**What to do:**
Output all of the data below exactly as given.
■ ■ ■
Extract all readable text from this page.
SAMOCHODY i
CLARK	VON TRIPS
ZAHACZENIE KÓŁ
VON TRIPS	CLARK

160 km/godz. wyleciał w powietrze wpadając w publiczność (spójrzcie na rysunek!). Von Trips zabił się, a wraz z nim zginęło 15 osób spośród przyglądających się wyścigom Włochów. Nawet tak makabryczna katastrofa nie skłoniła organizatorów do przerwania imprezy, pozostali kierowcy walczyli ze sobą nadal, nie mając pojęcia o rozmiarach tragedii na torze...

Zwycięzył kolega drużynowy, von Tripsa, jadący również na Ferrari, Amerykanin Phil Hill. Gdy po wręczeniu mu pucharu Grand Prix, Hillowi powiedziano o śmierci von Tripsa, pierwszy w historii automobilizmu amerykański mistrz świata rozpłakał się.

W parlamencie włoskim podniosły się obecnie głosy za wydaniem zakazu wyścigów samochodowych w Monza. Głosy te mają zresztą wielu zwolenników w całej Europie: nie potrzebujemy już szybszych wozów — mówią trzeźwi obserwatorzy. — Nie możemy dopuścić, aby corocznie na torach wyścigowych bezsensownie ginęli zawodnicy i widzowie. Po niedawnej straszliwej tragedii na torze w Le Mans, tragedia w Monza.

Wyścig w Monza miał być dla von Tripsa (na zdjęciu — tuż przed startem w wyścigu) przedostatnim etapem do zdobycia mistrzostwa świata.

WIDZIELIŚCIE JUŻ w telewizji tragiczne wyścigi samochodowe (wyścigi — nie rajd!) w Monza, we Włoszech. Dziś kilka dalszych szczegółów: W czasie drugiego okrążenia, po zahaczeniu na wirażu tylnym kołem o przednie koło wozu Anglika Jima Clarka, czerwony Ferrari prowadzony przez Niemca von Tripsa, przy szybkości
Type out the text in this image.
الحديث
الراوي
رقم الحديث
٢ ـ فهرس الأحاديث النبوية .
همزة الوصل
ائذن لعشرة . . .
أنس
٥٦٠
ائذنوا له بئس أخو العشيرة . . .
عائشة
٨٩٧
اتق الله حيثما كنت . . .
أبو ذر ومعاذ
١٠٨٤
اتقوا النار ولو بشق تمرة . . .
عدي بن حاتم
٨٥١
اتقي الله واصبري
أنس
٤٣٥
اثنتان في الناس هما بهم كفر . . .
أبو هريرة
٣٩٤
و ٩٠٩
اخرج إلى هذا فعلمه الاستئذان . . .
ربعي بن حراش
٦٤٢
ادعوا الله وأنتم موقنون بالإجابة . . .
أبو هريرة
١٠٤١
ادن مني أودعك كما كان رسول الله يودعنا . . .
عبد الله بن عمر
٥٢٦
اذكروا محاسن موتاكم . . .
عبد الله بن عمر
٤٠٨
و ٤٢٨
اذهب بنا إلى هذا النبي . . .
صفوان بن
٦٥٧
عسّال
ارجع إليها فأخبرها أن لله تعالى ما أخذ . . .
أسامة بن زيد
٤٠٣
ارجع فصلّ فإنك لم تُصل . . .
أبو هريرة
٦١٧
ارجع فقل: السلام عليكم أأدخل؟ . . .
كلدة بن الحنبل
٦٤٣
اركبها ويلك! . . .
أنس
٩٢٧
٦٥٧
■ ■ ■
**Correct response:**
Extract all readable text from this page.
SAMOCHODY i
CLARK	VON TRIPS
ZAHACZENIE KÓŁ
VON TRIPS	CLARK

160 km/godz. wyleciał w powietrze wpadając w publiczność (spójrzcie na rysunek!). Von Trips zabił się, a wraz z nim zginęło 15 osób spośród przyglądających się wyścigom Włochów. Nawet tak makabryczna katastrofa nie skłoniła organizatorów do przerwania imprezy, pozostali kierowcy walczyli ze sobą nadal, nie mając pojęcia o rozmiarach tragedii na torze...

Zwycięzył kolega drużynowy, von Tripsa, jadący również na Ferrari, Amerykanin Phil Hill. Gdy po wręczeniu mu pucharu Grand Prix, Hillowi powiedziano o śmierci von Tripsa, pierwszy w historii automobilizmu amerykański mistrz świata rozpłakał się.

W parlamencie włoskim podniosły się obecnie głosy za wydaniem zakazu wyścigów samochodowych w Monza. Głosy te mają zresztą wielu zwolenników w całej Europie: nie potrzebujemy już szybszych wozów — mówią trzeźwi obserwatorzy. — Nie możemy dopuścić, aby corocznie na torach wyścigowych bezsensownie ginęli zawodnicy i widzowie. Po niedawnej straszliwej tragedii na torze w Le Mans, tragedia w Monza.

Wyścig w Monza miał być dla von Tripsa (na zdjęciu — tuż przed startem w wyścigu) przedostatnim etapem do zdobycia mistrzostwa świata.

WIDZIELIŚCIE JUŻ w telewizji tragiczne wyścigi samochodowe (wyścigi — nie rajd!) w Monza, we Włoszech. Dziś kilka dalszych szczegółów: W czasie drugiego okrążenia, po zahaczeniu na wirażu tylnym kołem o przednie koło wozu Anglika Jima Clarka, czerwony Ferrari prowadzony przez Niemca von Tripsa, przy szybkości
Type out the text in this image.
الحديث
الراوي
رقم الحديث
٢ ـ فهرس الأحاديث النبوية .
همزة الوصل
ائذن لعشرة . . .
أنس
٥٦٠
ائذنوا له بئس أخو العشيرة . . .
عائشة
٨٩٧
اتق الله حيثما كنت . . .
أبو ذر ومعاذ
١٠٨٤
اتقوا النار ولو بشق تمرة . . .
عدي بن حاتم
٨٥١
اتقي الله واصبري
أنس
٤٣٥
اثنتان في الناس هما بهم كفر . . .
أبو هريرة
٣٩٤
و ٩٠٩
اخرج إلى هذا فعلمه الاستئذان . . .
ربعي بن حراش
٦٤٢
ادعوا الله وأنتم موقنون بالإجابة . . .
أبو هريرة
١٠٤١
ادن مني أودعك كما كان رسول الله يودعنا . . .
عبد الله بن عمر
٥٢٦
اذكروا محاسن موتاكم . . .
عبد الله بن عمر
٤٠٨
و ٤٢٨
اذهب بنا إلى هذا النبي . . .
صفوان بن
٦٥٧
عسّال
ارجع إليها فأخبرها أن لله تعالى ما أخذ . . .
أسامة بن زيد
٤٠٣
ارجع فصلّ فإنك لم تُصل . . .
أبو هريرة
٦١٧
ارجع فقل: السلام عليكم أأدخل؟ . . .
كلدة بن الحنبل
٦٤٣
اركبها ويلك! . . .
أنس
٩٢٧
٦٥٧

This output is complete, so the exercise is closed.